DO THIS:
Print every row below word for word, leaving out the pictures.

ENTRIES SHOWN:
----

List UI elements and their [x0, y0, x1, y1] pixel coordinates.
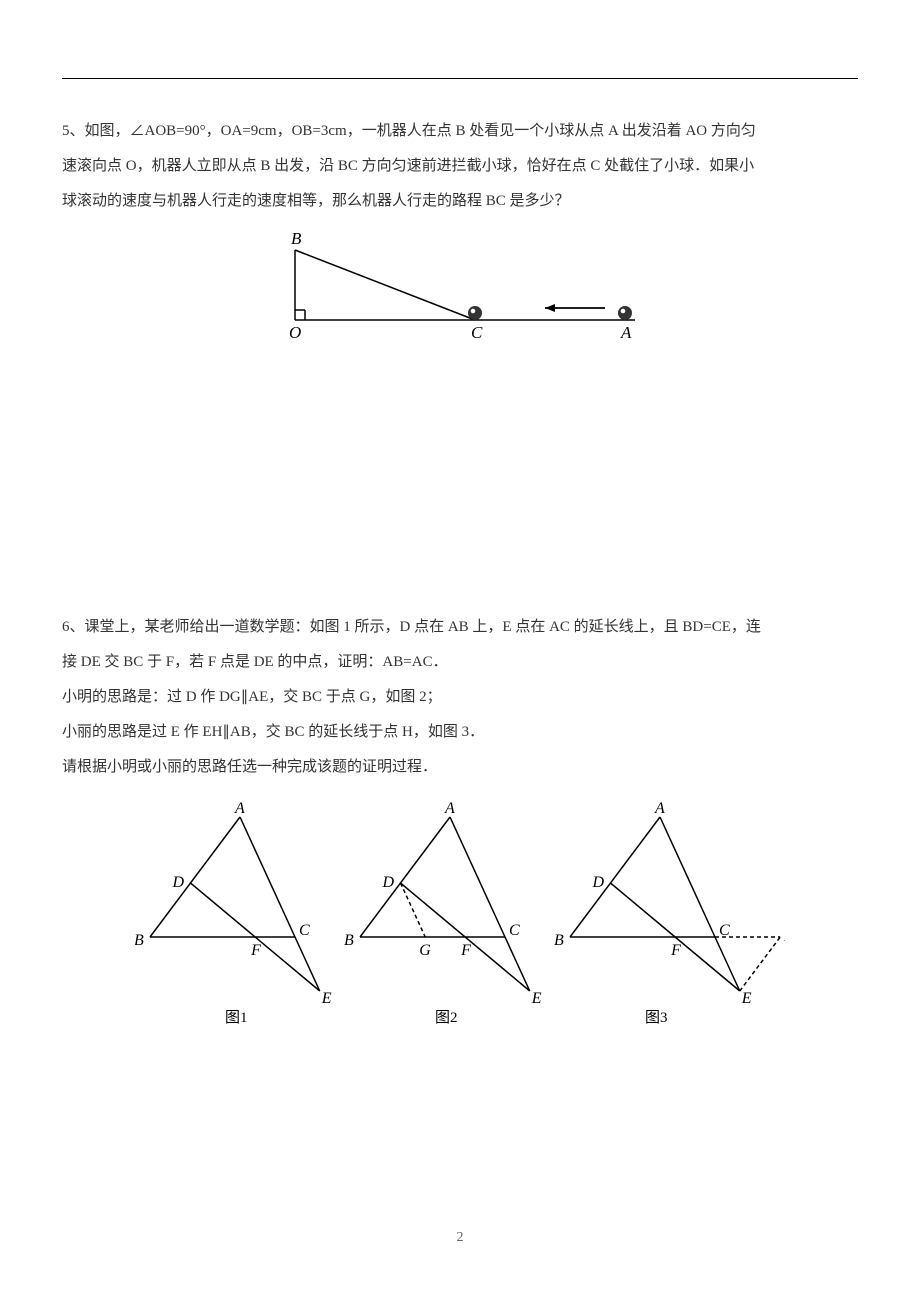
svg-text:图2: 图2 [435, 1009, 458, 1026]
svg-text:E: E [321, 990, 332, 1007]
svg-text:G: G [419, 942, 431, 959]
problem-5-line-2: 速滚向点 O，机器人立即从点 B 出发，沿 BC 方向匀速前进拦截小球，恰好在点… [62, 150, 858, 183]
problem-6-line-1: 6、课堂上，某老师给出一道数学题：如图 1 所示，D 点在 AB 上，E 点在 … [62, 611, 858, 644]
problem-5-text: 5、如图，∠AOB=90°，OA=9cm，OB=3cm，一机器人在点 B 处看见… [62, 115, 858, 218]
svg-text:C: C [299, 922, 310, 939]
svg-text:B: B [344, 932, 354, 949]
page-top-rule [62, 78, 858, 79]
whitespace-gap [62, 371, 858, 611]
svg-text:F: F [670, 942, 681, 959]
svg-text:F: F [250, 942, 261, 959]
svg-text:A: A [234, 802, 245, 817]
svg-text:A: A [620, 323, 632, 342]
triangle-diagrams: ABCDEF图1ABCDEFG图2ABCDEFH图3 [135, 802, 785, 1032]
svg-text:B: B [554, 932, 564, 949]
svg-text:A: A [654, 802, 665, 817]
svg-text:D: D [592, 874, 605, 891]
svg-text:C: C [471, 323, 483, 342]
problem-6-line-2: 接 DE 交 BC 于 F，若 F 点是 DE 的中点，证明：AB=AC． [62, 646, 858, 679]
robot-ball-diagram: B O C A [275, 228, 645, 348]
problem-6-line-3: 小明的思路是：过 D 作 DG∥AE，交 BC 于点 G，如图 2； [62, 681, 858, 714]
svg-text:O: O [289, 323, 301, 342]
svg-text:B: B [135, 932, 144, 949]
svg-text:H: H [783, 928, 785, 945]
svg-text:图3: 图3 [645, 1009, 668, 1026]
svg-text:B: B [291, 229, 302, 248]
problem-6-text: 6、课堂上，某老师给出一道数学题：如图 1 所示，D 点在 AB 上，E 点在 … [62, 611, 858, 784]
svg-text:D: D [172, 874, 185, 891]
content-area: 5、如图，∠AOB=90°，OA=9cm，OB=3cm，一机器人在点 B 处看见… [62, 115, 858, 1055]
problem-5-line-1: 5、如图，∠AOB=90°，OA=9cm，OB=3cm，一机器人在点 B 处看见… [62, 115, 858, 148]
svg-text:图1: 图1 [225, 1009, 248, 1026]
problem-6-line-4: 小丽的思路是过 E 作 EH∥AB，交 BC 的延长线于点 H，如图 3． [62, 716, 858, 749]
problem-5-figure: B O C A [62, 228, 858, 361]
svg-text:C: C [509, 922, 520, 939]
svg-text:E: E [741, 990, 752, 1007]
problem-6-figures: ABCDEF图1ABCDEFG图2ABCDEFH图3 [62, 802, 858, 1045]
problem-5-line-3: 球滚动的速度与机器人行走的速度相等，那么机器人行走的路程 BC 是多少？ [62, 185, 858, 218]
svg-text:F: F [460, 942, 471, 959]
page-number: 2 [0, 1230, 920, 1246]
svg-text:E: E [531, 990, 542, 1007]
svg-text:D: D [382, 874, 395, 891]
problem-6-line-5: 请根据小明或小丽的思路任选一种完成该题的证明过程． [62, 751, 858, 784]
svg-text:A: A [444, 802, 455, 817]
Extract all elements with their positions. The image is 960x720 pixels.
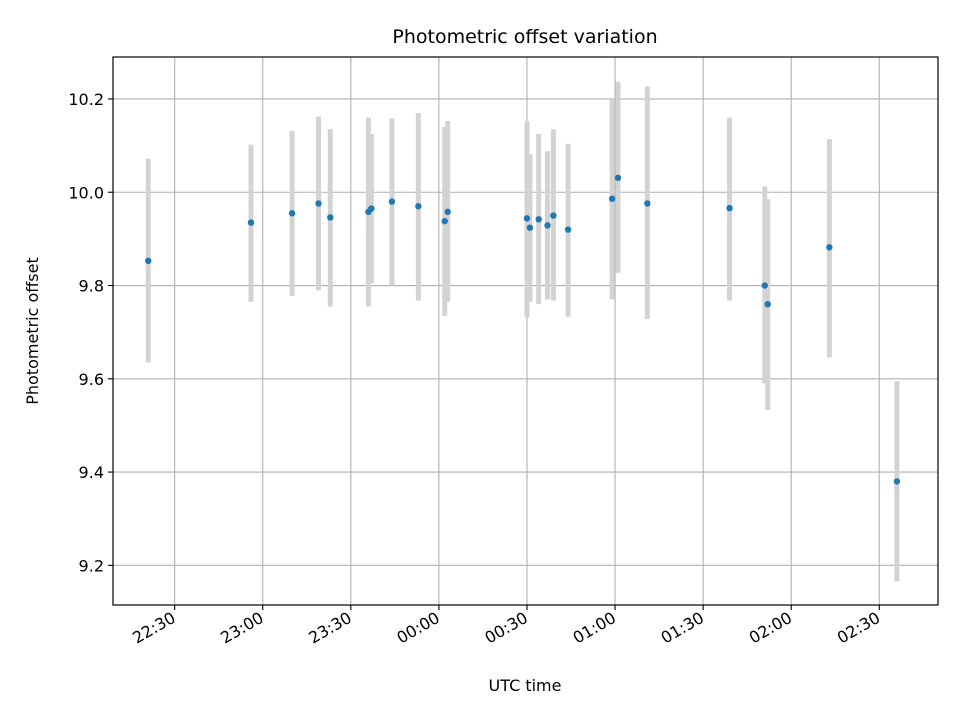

----

WRITTEN SOLUTION:
List UI elements and their [x0, y0, x1, y1] pixel coordinates.
svg-text:图2: 图2 [435, 1009, 458, 1026]
svg-text:E: E [321, 990, 332, 1007]
svg-text:G: G [419, 942, 431, 959]
problem-5-line-2: 速滚向点 O，机器人立即从点 B 出发，沿 BC 方向匀速前进拦截小球，恰好在点… [62, 150, 858, 183]
problem-6-line-1: 6、课堂上，某老师给出一道数学题：如图 1 所示，D 点在 AB 上，E 点在 … [62, 611, 858, 644]
problem-5-text: 5、如图，∠AOB=90°，OA=9cm，OB=3cm，一机器人在点 B 处看见… [62, 115, 858, 218]
svg-text:C: C [299, 922, 310, 939]
svg-text:B: B [344, 932, 354, 949]
page-top-rule [62, 78, 858, 79]
whitespace-gap [62, 371, 858, 611]
svg-text:F: F [670, 942, 681, 959]
svg-text:F: F [250, 942, 261, 959]
svg-text:A: A [234, 802, 245, 817]
svg-text:A: A [620, 323, 632, 342]
triangle-diagrams: ABCDEF图1ABCDEFG图2ABCDEFH图3 [135, 802, 785, 1032]
svg-text:B: B [554, 932, 564, 949]
svg-text:A: A [654, 802, 665, 817]
svg-text:D: D [592, 874, 605, 891]
svg-text:C: C [471, 323, 483, 342]
problem-6-line-2: 接 DE 交 BC 于 F，若 F 点是 DE 的中点，证明：AB=AC． [62, 646, 858, 679]
robot-ball-diagram: B O C A [275, 228, 645, 348]
problem-6-line-3: 小明的思路是：过 D 作 DG∥AE，交 BC 于点 G，如图 2； [62, 681, 858, 714]
svg-text:O: O [289, 323, 301, 342]
svg-text:B: B [135, 932, 144, 949]
svg-text:H: H [783, 928, 785, 945]
svg-text:图3: 图3 [645, 1009, 668, 1026]
svg-text:B: B [291, 229, 302, 248]
problem-6-text: 6、课堂上，某老师给出一道数学题：如图 1 所示，D 点在 AB 上，E 点在 … [62, 611, 858, 784]
svg-text:D: D [172, 874, 185, 891]
content-area: 5、如图，∠AOB=90°，OA=9cm，OB=3cm，一机器人在点 B 处看见… [62, 115, 858, 1055]
problem-5-line-1: 5、如图，∠AOB=90°，OA=9cm，OB=3cm，一机器人在点 B 处看见… [62, 115, 858, 148]
svg-text:图1: 图1 [225, 1009, 248, 1026]
problem-6-line-4: 小丽的思路是过 E 作 EH∥AB，交 BC 的延长线于点 H，如图 3． [62, 716, 858, 749]
problem-5-figure: B O C A [62, 228, 858, 361]
svg-text:C: C [509, 922, 520, 939]
svg-text:E: E [741, 990, 752, 1007]
problem-6-figures: ABCDEF图1ABCDEFG图2ABCDEFH图3 [62, 802, 858, 1045]
problem-5-line-3: 球滚动的速度与机器人行走的速度相等，那么机器人行走的路程 BC 是多少？ [62, 185, 858, 218]
svg-text:F: F [460, 942, 471, 959]
page-number: 2 [0, 1230, 920, 1246]
svg-text:E: E [531, 990, 542, 1007]
svg-text:D: D [382, 874, 395, 891]
problem-6-line-5: 请根据小明或小丽的思路任选一种完成该题的证明过程． [62, 751, 858, 784]
svg-text:A: A [444, 802, 455, 817]
Extract all elements with their positions. The image is 960x720 pixels.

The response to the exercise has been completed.